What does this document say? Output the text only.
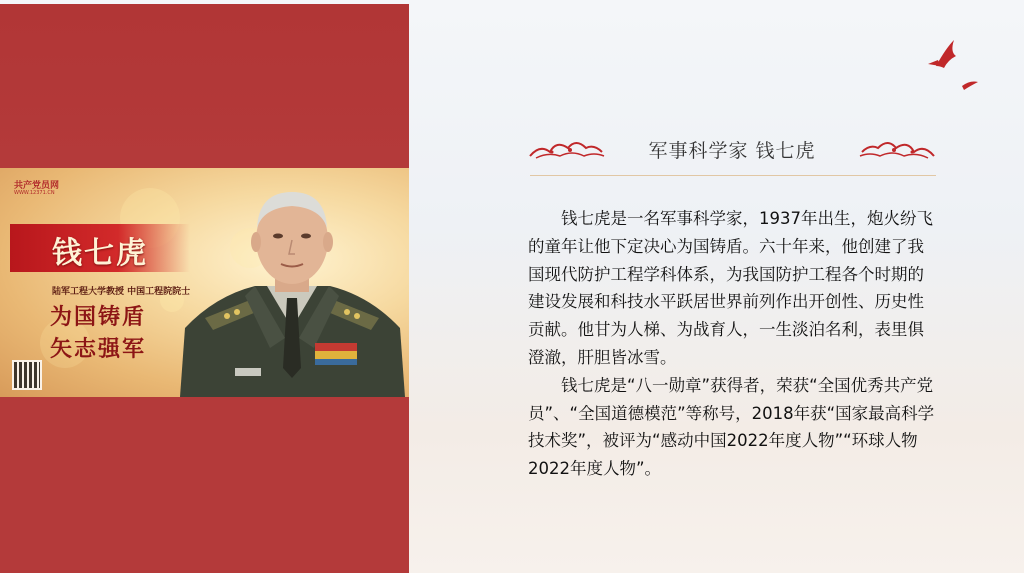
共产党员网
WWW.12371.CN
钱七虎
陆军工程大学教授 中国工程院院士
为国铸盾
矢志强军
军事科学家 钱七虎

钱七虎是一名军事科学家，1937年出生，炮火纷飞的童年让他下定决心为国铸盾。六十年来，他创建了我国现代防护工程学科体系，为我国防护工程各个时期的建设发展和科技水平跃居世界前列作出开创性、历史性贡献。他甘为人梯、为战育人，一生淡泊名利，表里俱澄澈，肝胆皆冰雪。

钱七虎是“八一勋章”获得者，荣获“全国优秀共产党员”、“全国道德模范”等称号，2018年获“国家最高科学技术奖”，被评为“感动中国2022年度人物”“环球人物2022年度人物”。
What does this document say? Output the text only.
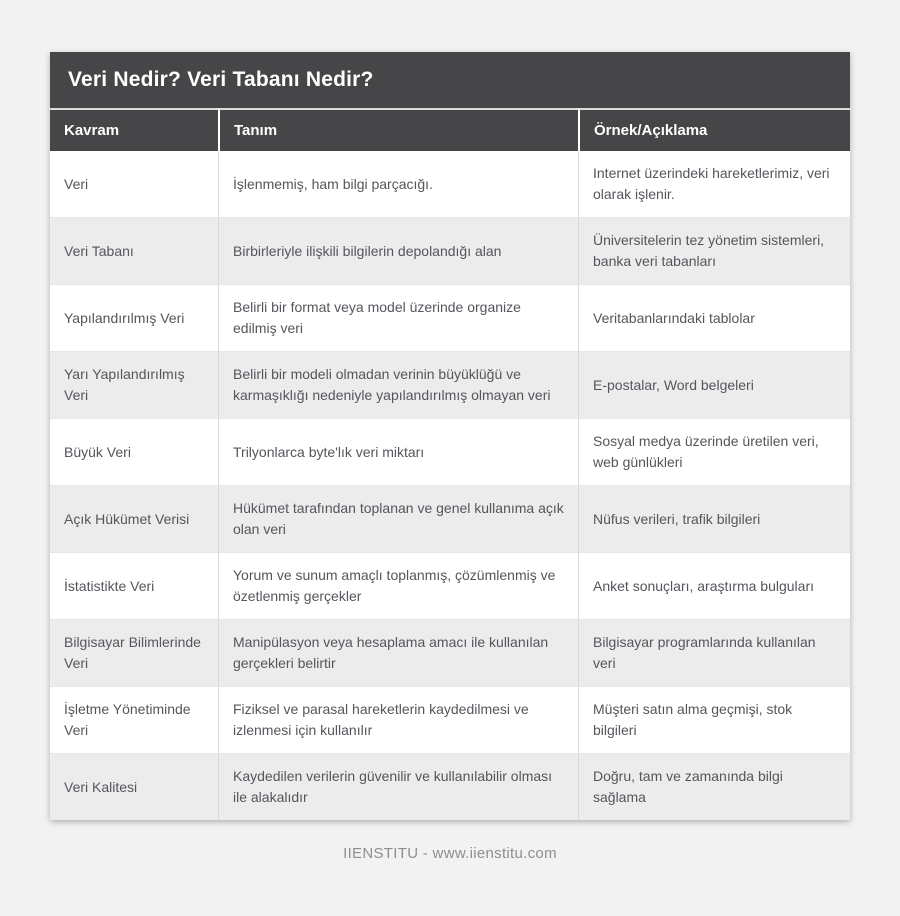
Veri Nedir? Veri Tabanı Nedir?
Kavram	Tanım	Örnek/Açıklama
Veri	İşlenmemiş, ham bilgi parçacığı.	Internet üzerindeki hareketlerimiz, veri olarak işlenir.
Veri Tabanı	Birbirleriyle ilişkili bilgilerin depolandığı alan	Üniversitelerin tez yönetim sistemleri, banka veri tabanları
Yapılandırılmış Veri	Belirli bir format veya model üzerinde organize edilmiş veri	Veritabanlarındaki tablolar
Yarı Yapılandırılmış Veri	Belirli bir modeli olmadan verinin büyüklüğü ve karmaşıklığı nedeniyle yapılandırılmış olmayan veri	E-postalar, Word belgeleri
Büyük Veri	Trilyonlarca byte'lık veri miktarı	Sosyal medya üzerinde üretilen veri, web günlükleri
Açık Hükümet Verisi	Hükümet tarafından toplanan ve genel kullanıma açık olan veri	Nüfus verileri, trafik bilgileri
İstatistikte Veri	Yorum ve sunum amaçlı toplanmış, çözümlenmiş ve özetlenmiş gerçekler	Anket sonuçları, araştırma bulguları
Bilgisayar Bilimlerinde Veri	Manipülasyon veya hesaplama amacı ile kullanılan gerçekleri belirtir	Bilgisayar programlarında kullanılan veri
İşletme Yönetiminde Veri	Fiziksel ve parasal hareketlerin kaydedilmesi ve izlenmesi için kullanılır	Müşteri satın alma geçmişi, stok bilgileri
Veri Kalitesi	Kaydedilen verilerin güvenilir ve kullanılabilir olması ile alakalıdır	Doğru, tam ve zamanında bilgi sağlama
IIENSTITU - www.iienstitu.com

==

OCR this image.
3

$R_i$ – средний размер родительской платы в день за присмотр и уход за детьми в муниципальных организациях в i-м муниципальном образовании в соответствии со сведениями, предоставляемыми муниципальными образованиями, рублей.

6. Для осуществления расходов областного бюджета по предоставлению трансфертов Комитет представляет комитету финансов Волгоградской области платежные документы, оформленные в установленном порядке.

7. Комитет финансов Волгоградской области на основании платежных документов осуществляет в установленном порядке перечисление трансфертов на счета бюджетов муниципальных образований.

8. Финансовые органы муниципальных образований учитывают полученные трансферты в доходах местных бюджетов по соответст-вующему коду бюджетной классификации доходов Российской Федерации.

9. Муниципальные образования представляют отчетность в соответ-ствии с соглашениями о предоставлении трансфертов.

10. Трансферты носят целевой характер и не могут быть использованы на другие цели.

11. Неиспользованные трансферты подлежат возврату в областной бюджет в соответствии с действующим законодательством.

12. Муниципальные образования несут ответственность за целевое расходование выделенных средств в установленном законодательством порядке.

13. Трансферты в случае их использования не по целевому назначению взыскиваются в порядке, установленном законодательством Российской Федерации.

**Exercise task:** Scan the material above for the word "Tabanı". Copy each line where it occurs.

**Reply:**
Veri Nedir? Veri Tabanı Nedir?
Veri Tabanı	Birbirleriyle ilişkili bilgilerin depolandığı alan	Üniversitelerin tez yönetim sistemleri, banka veri tabanları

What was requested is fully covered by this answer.